### WHAT YOU WILL DO:
Collect all lines from the records below that include the word "style".
-- start of RECORDS FOR THIS EXERCISE --
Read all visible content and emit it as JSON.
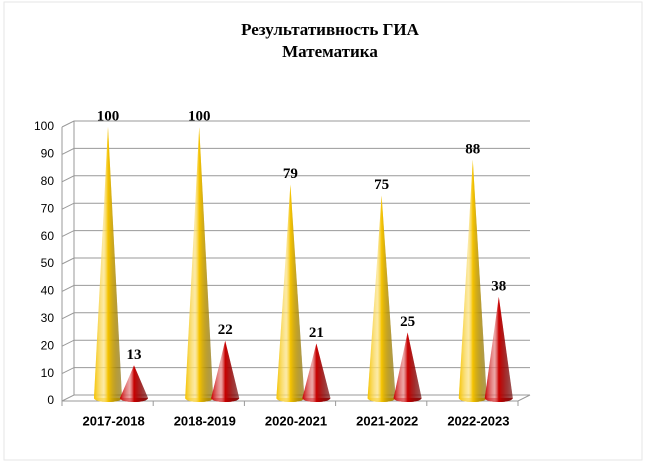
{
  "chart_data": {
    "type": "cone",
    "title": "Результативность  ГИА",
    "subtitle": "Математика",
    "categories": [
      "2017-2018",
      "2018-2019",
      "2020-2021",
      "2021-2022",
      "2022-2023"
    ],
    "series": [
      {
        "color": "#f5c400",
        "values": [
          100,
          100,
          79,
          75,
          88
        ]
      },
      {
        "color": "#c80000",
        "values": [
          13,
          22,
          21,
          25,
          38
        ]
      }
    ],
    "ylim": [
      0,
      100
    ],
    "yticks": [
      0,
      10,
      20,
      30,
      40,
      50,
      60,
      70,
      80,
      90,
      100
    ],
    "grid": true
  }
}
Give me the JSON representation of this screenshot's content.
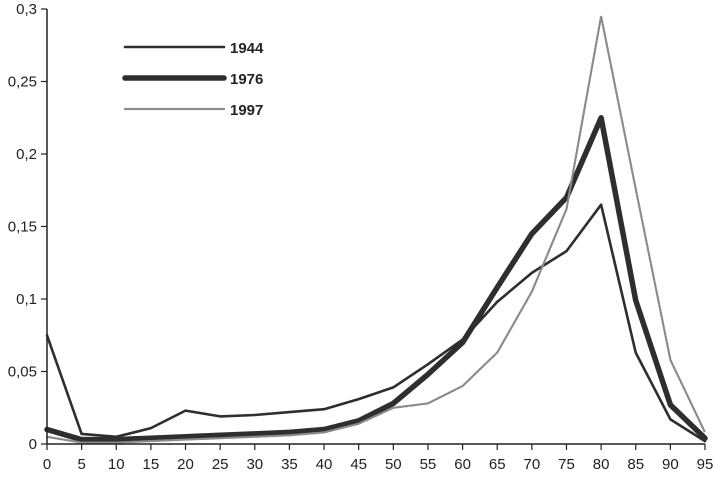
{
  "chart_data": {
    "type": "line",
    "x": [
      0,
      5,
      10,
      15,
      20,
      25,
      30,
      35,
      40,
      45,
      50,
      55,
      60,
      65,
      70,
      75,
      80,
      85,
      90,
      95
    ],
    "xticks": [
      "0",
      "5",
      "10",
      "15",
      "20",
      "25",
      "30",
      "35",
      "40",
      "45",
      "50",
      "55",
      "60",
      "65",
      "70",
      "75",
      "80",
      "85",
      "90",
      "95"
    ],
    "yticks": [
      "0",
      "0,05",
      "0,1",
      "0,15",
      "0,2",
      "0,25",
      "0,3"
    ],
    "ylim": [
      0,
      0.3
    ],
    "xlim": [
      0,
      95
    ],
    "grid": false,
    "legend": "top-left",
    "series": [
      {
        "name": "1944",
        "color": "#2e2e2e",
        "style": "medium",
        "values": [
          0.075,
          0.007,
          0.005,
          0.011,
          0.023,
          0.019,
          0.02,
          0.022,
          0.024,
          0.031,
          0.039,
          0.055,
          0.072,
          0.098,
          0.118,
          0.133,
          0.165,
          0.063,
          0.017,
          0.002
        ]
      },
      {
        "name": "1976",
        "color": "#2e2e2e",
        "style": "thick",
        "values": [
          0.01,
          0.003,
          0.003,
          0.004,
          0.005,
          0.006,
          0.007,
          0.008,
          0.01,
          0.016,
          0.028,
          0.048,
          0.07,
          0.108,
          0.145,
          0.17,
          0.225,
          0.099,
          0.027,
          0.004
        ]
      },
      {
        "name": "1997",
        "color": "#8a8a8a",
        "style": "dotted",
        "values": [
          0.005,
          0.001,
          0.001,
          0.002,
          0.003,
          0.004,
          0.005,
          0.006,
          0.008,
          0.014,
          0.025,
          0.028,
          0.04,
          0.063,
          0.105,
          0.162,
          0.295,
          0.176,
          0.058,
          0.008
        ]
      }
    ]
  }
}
-- end of RECORDS FOR THIS EXERCISE --
-- start of RECORDS FOR THIS EXERCISE --
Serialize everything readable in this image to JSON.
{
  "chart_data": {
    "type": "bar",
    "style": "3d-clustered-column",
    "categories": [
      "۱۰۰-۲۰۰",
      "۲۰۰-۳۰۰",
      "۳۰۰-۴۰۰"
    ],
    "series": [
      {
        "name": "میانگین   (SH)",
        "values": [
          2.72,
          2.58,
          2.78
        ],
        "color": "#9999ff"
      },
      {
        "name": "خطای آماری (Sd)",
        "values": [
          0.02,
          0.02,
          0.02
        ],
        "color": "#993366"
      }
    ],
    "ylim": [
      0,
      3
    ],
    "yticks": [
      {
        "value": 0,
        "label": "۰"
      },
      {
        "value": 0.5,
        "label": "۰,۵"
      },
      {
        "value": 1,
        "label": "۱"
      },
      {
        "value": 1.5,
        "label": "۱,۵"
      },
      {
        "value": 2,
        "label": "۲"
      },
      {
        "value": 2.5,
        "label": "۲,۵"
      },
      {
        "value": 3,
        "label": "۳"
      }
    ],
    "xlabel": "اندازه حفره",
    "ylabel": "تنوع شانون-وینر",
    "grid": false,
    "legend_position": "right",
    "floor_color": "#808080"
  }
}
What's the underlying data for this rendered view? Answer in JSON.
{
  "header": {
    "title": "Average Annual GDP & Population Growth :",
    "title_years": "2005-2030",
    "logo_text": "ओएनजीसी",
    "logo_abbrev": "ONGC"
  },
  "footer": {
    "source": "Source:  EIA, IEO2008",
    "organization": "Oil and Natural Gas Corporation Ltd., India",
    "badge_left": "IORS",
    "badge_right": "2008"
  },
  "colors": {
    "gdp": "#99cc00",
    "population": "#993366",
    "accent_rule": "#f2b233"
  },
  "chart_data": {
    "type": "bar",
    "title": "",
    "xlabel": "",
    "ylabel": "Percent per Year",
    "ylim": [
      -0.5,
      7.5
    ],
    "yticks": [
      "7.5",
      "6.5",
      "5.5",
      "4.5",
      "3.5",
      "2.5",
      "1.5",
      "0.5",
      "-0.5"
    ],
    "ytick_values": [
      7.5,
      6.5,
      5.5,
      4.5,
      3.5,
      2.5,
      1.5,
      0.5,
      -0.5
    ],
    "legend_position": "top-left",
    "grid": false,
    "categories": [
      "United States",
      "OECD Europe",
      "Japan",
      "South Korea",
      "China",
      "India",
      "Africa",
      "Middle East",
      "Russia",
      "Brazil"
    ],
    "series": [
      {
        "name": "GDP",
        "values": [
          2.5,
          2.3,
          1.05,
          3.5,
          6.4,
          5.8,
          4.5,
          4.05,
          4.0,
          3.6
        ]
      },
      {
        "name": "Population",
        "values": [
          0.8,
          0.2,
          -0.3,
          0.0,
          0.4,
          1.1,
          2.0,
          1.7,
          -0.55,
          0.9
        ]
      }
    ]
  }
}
-- end of RECORDS FOR THIS EXERCISE --
-- start of RECORDS FOR THIS EXERCISE --
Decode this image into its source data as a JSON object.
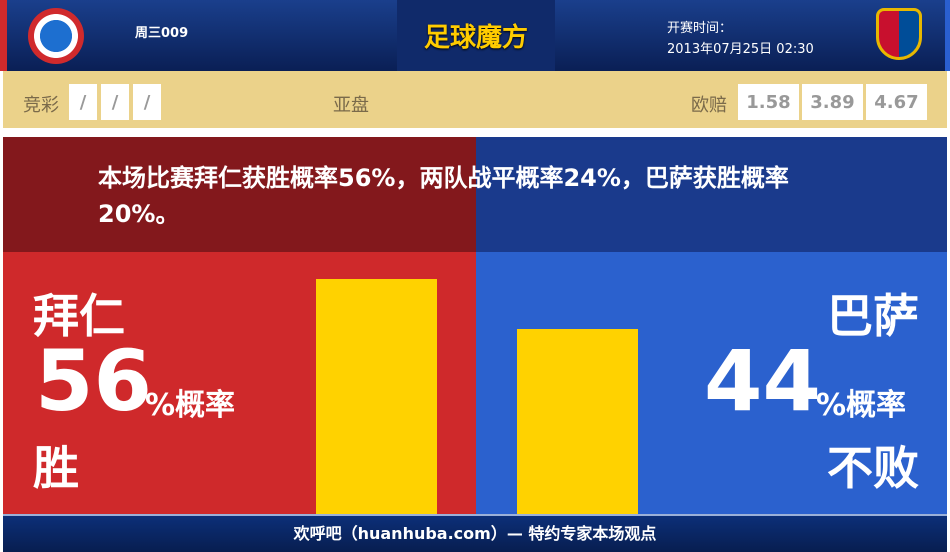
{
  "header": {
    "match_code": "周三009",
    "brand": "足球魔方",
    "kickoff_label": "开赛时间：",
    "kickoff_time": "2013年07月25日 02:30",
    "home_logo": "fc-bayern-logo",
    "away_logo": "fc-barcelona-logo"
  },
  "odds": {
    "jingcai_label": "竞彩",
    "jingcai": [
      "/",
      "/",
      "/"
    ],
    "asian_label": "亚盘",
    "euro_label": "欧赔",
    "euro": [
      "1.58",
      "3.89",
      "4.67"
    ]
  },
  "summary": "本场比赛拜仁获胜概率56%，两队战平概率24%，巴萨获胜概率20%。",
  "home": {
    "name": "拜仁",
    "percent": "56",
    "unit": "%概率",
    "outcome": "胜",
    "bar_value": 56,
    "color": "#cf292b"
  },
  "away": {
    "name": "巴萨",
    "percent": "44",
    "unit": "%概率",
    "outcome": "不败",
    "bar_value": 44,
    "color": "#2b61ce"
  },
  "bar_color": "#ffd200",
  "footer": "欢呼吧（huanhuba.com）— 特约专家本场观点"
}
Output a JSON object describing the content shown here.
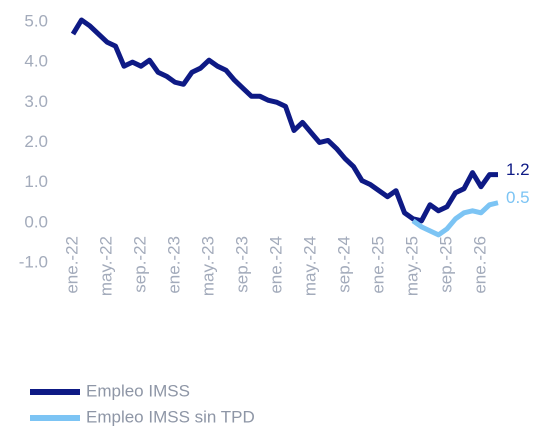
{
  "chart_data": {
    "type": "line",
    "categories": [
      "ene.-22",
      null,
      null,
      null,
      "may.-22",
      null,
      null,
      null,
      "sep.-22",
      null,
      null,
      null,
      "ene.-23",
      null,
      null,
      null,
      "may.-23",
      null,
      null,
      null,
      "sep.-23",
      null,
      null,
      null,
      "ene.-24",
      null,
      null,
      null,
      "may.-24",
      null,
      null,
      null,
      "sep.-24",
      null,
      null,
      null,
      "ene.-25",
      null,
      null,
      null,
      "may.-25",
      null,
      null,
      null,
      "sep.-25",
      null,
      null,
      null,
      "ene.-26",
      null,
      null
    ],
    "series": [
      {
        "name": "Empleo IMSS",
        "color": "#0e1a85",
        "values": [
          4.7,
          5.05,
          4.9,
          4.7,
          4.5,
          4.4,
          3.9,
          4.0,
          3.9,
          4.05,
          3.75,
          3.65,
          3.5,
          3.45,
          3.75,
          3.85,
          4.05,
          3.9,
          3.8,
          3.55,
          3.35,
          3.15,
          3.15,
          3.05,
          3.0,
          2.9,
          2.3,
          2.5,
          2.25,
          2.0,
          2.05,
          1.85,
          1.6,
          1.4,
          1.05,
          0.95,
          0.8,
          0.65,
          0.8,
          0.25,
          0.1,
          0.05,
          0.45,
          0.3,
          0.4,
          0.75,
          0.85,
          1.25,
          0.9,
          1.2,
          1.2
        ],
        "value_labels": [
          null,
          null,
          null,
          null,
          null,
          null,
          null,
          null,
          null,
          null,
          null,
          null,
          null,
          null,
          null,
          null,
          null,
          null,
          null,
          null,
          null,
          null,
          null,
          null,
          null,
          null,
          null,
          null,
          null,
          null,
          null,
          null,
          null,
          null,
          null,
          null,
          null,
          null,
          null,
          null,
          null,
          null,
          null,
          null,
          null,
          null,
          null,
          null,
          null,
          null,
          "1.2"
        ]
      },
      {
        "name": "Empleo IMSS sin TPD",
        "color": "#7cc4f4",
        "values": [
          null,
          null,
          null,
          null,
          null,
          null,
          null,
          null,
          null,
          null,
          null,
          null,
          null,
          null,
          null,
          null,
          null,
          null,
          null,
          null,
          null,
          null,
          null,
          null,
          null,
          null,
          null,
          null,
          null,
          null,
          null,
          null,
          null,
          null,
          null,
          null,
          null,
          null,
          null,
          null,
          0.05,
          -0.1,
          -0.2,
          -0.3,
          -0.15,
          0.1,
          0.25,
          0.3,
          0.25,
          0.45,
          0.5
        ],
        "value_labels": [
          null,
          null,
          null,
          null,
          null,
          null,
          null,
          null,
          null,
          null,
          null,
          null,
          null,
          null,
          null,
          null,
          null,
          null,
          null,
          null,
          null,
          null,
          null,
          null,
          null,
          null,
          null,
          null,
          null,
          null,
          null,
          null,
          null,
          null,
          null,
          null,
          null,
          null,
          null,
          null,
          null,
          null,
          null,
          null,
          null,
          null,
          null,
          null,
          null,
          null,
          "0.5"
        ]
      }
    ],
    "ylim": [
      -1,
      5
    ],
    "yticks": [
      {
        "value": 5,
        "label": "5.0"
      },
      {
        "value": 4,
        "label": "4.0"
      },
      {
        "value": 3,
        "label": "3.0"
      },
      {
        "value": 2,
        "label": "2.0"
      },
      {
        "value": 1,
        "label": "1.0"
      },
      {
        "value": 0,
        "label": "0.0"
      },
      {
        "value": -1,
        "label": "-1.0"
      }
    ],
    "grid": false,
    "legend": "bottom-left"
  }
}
-- end of RECORDS FOR THIS EXERCISE --
### TASK RESULT:
        "style": "medium",
        "style": "thick",
        "style": "dotted",
    "style": "3d-clustered-column",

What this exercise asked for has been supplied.